| The exercise |
Pictures stay out of the copy; restate everything else in the material exactly.

| Data lines |

--- Start ---

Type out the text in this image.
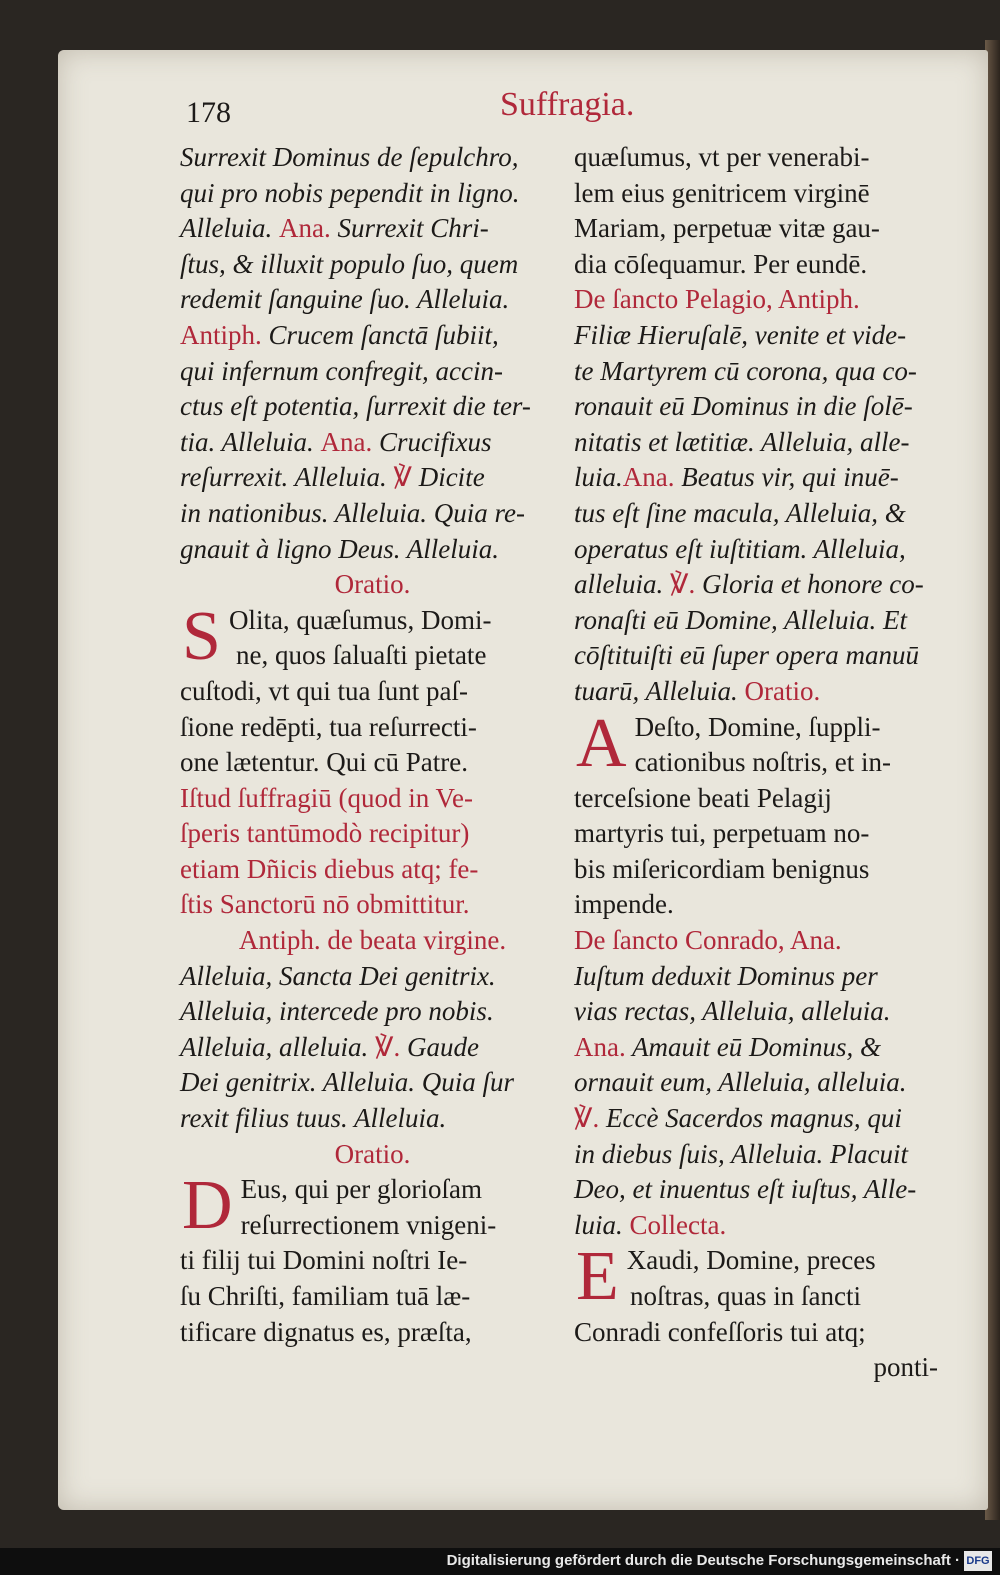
178	Suffragia.
Surrexit Dominus de ſepulchro,
qui pro nobis pependit in ligno.
Alleluia. Ana. Surrexit Chri-
ſtus, & illuxit populo ſuo, quem
redemit ſanguine ſuo. Alleluia.
Antiph. Crucem ſanctā ſubiit,
qui infernum confregit, accin-
ctus eſt potentia, ſurrexit die ter-
tia. Alleluia. Ana. Crucifixus
reſurrexit. Alleluia. ℣ Dicite
in nationibus. Alleluia. Quia re-
gnauit à ligno Deus. Alleluia.
Oratio.
S Olita, quæſumus, Domi-
ne, quos ſaluaſti pietate
cuſtodi, vt qui tua ſunt paſ-
ſione redēpti, tua reſurrecti-
one lætentur. Qui cū Patre.
Iſtud ſuffragiū (quod in Ve-
ſperis tantūmodò recipitur)
etiam Dñicis diebus atq; fe-
ſtis Sanctorū nō obmittitur.
Antiph. de beata virgine.
Alleluia, Sancta Dei genitrix.
Alleluia, intercede pro nobis.
Alleluia, alleluia. ℣. Gaude
Dei genitrix. Alleluia. Quia ſur
rexit filius tuus. Alleluia.
Oratio.
D Eus, qui per glorioſam
reſurrectionem vnigeni-
ti filij tui Domini noſtri Ie-
ſu Chriſti, familiam tuā læ-
tificare dignatus es, præſta,
quæſumus, vt per venerabi-
lem eius genitricem virginē
Mariam, perpetuæ vitæ gau-
dia cōſequamur. Per eundē.
De ſancto Pelagio, Antiph.
Filiæ Hieruſalē, venite et vide-
te Martyrem cū corona, qua co-
ronauit eū Dominus in die ſolē-
nitatis et lætitiæ. Alleluia, alle-
luia.Ana. Beatus vir, qui inuē-
tus eſt ſine macula, Alleluia, &
operatus eſt iuſtitiam. Alleluia,
alleluia. ℣. Gloria et honore co-
ronaſti eū Domine, Alleluia. Et
cōſtituiſti eū ſuper opera manuū
tuarū, Alleluia. Oratio.
A Deſto, Domine, ſuppli-
cationibus noſtris, et in-
terceſsione beati Pelagij
martyris tui, perpetuam no-
bis miſericordiam benignus
impende.
De ſancto Conrado, Ana.
Iuſtum deduxit Dominus per
vias rectas, Alleluia, alleluia.
Ana. Amauit eū Dominus, &
ornauit eum, Alleluia, alleluia.
℣. Eccè Sacerdos magnus, qui
in diebus ſuis, Alleluia. Placuit
Deo, et inuentus eſt iuſtus, Alle-
luia. Collecta.
E Xaudi, Domine, preces
noſtras, quas in ſancti
Conradi confeſſoris tui atq;
ponti-
Digitalisierung gefördert durch die Deutsche Forschungsgemeinschaft · DFG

--- End ---

| Full answer |
Type out the text in this image.
178	Suffragia.
Surrexit Dominus de ſepulchro,
qui pro nobis pependit in ligno.
Alleluia. Ana. Surrexit Chri-
ſtus, & illuxit populo ſuo, quem
redemit ſanguine ſuo. Alleluia.
Antiph. Crucem ſanctā ſubiit,
qui infernum confregit, accin-
ctus eſt potentia, ſurrexit die ter-
tia. Alleluia. Ana. Crucifixus
reſurrexit. Alleluia. ℣ Dicite
in nationibus. Alleluia. Quia re-
gnauit à ligno Deus. Alleluia.
Oratio.
S Olita, quæſumus, Domi-
ne, quos ſaluaſti pietate
cuſtodi, vt qui tua ſunt paſ-
ſione redēpti, tua reſurrecti-
one lætentur. Qui cū Patre.
Iſtud ſuffragiū (quod in Ve-
ſperis tantūmodò recipitur)
etiam Dñicis diebus atq; fe-
ſtis Sanctorū nō obmittitur.
Antiph. de beata virgine.
Alleluia, Sancta Dei genitrix.
Alleluia, intercede pro nobis.
Alleluia, alleluia. ℣. Gaude
Dei genitrix. Alleluia. Quia ſur
rexit filius tuus. Alleluia.
Oratio.
D Eus, qui per glorioſam
reſurrectionem vnigeni-
ti filij tui Domini noſtri Ie-
ſu Chriſti, familiam tuā læ-
tificare dignatus es, præſta,
quæſumus, vt per venerabi-
lem eius genitricem virginē
Mariam, perpetuæ vitæ gau-
dia cōſequamur. Per eundē.
De ſancto Pelagio, Antiph.
Filiæ Hieruſalē, venite et vide-
te Martyrem cū corona, qua co-
ronauit eū Dominus in die ſolē-
nitatis et lætitiæ. Alleluia, alle-
luia.Ana. Beatus vir, qui inuē-
tus eſt ſine macula, Alleluia, &
operatus eſt iuſtitiam. Alleluia,
alleluia. ℣. Gloria et honore co-
ronaſti eū Domine, Alleluia. Et
cōſtituiſti eū ſuper opera manuū
tuarū, Alleluia. Oratio.
A Deſto, Domine, ſuppli-
cationibus noſtris, et in-
terceſsione beati Pelagij
martyris tui, perpetuam no-
bis miſericordiam benignus
impende.
De ſancto Conrado, Ana.
Iuſtum deduxit Dominus per
vias rectas, Alleluia, alleluia.
Ana. Amauit eū Dominus, &
ornauit eum, Alleluia, alleluia.
℣. Eccè Sacerdos magnus, qui
in diebus ſuis, Alleluia. Placuit
Deo, et inuentus eſt iuſtus, Alle-
luia. Collecta.
E Xaudi, Domine, preces
noſtras, quas in ſancti
Conradi confeſſoris tui atq;
ponti-
Digitalisierung gefördert durch die Deutsche Forschungsgemeinschaft · DFG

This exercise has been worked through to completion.